Information supplied
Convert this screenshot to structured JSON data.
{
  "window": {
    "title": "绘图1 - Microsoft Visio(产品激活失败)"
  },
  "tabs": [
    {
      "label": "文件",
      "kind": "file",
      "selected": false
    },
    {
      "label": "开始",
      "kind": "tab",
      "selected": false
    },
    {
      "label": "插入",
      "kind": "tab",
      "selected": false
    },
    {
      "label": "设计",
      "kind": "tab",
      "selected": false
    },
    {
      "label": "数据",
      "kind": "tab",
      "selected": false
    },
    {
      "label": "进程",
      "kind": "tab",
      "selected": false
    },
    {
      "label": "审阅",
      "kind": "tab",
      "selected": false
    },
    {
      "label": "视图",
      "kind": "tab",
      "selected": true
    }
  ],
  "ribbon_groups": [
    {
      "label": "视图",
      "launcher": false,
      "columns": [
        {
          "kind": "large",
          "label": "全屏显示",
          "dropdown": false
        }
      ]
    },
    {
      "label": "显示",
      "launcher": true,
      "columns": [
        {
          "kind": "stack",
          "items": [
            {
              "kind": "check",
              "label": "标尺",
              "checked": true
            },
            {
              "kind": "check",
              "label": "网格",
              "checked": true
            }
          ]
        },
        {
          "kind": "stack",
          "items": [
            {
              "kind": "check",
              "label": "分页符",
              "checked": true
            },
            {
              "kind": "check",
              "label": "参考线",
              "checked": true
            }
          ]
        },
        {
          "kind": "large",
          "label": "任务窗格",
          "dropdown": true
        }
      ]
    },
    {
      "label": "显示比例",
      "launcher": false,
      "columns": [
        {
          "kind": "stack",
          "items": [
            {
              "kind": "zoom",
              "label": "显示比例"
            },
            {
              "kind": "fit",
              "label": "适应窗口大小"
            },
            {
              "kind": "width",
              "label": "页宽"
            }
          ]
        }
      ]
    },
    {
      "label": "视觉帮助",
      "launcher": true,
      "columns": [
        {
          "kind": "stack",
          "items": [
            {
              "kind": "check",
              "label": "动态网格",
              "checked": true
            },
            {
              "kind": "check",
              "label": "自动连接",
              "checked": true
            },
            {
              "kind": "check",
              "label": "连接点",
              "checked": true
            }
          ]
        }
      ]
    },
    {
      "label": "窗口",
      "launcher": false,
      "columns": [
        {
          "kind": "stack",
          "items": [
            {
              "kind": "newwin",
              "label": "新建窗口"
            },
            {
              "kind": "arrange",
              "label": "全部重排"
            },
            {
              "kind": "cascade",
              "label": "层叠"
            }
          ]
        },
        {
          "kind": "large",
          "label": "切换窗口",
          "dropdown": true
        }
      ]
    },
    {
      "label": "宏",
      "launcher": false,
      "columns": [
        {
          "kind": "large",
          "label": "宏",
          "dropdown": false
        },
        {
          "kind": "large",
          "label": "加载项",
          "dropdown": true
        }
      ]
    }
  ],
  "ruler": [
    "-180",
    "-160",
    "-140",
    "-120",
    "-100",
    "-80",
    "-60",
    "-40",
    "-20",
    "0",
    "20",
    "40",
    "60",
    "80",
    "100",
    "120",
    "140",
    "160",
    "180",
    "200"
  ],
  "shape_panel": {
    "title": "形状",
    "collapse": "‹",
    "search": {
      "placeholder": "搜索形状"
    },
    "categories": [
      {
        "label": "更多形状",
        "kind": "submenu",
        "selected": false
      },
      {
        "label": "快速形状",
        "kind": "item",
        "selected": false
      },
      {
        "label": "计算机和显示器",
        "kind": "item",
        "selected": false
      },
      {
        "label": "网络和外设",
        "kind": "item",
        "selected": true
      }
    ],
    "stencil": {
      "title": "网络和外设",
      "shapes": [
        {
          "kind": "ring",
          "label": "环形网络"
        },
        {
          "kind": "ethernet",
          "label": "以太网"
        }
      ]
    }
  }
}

What the task requires
Go through the records. Copy each line where "title" appears.

Solution
    "title": "绘图1 - Microsoft Visio(产品激活失败)"
    "title": "形状",
      "title": "网络和外设",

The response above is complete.